> TASK REQUIREMENTS
Return the records in full, exactly as given.

> DATA FOR THIS EXERCISE
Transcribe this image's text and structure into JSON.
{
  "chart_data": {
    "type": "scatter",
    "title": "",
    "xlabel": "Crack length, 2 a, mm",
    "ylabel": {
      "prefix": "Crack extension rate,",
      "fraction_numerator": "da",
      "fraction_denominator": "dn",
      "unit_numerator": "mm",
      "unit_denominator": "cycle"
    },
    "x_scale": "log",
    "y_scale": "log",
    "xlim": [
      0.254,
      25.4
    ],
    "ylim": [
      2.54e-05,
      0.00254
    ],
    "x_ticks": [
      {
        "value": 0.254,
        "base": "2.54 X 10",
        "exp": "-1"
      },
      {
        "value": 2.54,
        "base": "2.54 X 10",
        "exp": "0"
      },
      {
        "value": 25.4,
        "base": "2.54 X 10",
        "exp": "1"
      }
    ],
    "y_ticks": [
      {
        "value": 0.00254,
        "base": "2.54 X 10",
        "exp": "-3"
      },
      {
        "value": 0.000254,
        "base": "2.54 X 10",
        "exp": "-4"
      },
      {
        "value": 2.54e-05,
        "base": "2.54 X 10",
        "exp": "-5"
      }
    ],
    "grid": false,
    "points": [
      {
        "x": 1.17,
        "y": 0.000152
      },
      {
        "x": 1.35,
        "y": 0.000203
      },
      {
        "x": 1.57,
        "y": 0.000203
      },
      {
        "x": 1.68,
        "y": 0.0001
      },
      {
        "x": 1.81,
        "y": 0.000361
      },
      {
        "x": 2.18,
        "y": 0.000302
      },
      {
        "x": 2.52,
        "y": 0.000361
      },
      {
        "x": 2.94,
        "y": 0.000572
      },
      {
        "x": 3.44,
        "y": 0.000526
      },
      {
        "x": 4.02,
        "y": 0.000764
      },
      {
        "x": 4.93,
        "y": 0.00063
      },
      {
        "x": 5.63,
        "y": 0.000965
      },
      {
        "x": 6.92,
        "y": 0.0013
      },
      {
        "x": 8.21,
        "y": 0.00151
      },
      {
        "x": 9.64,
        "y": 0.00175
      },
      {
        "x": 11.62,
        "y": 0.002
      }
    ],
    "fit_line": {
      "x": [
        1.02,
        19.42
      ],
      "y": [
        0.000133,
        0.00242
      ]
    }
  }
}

> THE RESPONSE
Transcribe this image's text and structure into JSON.
{
  "chart_data": {
    "type": "scatter",
    "title": "",
    "xlabel": "Crack length, 2 a, mm",
    "ylabel": {
      "prefix": "Crack extension rate,",
      "fraction_numerator": "da",
      "fraction_denominator": "dn",
      "unit_numerator": "mm",
      "unit_denominator": "cycle"
    },
    "x_scale": "log",
    "y_scale": "log",
    "xlim": [
      0.254,
      25.4
    ],
    "ylim": [
      2.54e-05,
      0.00254
    ],
    "x_ticks": [
      {
        "value": 0.254,
        "base": "2.54 X 10",
        "exp": "-1"
      },
      {
        "value": 2.54,
        "base": "2.54 X 10",
        "exp": "0"
      },
      {
        "value": 25.4,
        "base": "2.54 X 10",
        "exp": "1"
      }
    ],
    "y_ticks": [
      {
        "value": 0.00254,
        "base": "2.54 X 10",
        "exp": "-3"
      },
      {
        "value": 0.000254,
        "base": "2.54 X 10",
        "exp": "-4"
      },
      {
        "value": 2.54e-05,
        "base": "2.54 X 10",
        "exp": "-5"
      }
    ],
    "grid": false,
    "points": [
      {
        "x": 1.17,
        "y": 0.000152
      },
      {
        "x": 1.35,
        "y": 0.000203
      },
      {
        "x": 1.57,
        "y": 0.000203
      },
      {
        "x": 1.68,
        "y": 0.0001
      },
      {
        "x": 1.81,
        "y": 0.000361
      },
      {
        "x": 2.18,
        "y": 0.000302
      },
      {
        "x": 2.52,
        "y": 0.000361
      },
      {
        "x": 2.94,
        "y": 0.000572
      },
      {
        "x": 3.44,
        "y": 0.000526
      },
      {
        "x": 4.02,
        "y": 0.000764
      },
      {
        "x": 4.93,
        "y": 0.00063
      },
      {
        "x": 5.63,
        "y": 0.000965
      },
      {
        "x": 6.92,
        "y": 0.0013
      },
      {
        "x": 8.21,
        "y": 0.00151
      },
      {
        "x": 9.64,
        "y": 0.00175
      },
      {
        "x": 11.62,
        "y": 0.002
      }
    ],
    "fit_line": {
      "x": [
        1.02,
        19.42
      ],
      "y": [
        0.000133,
        0.00242
      ]
    }
  }
}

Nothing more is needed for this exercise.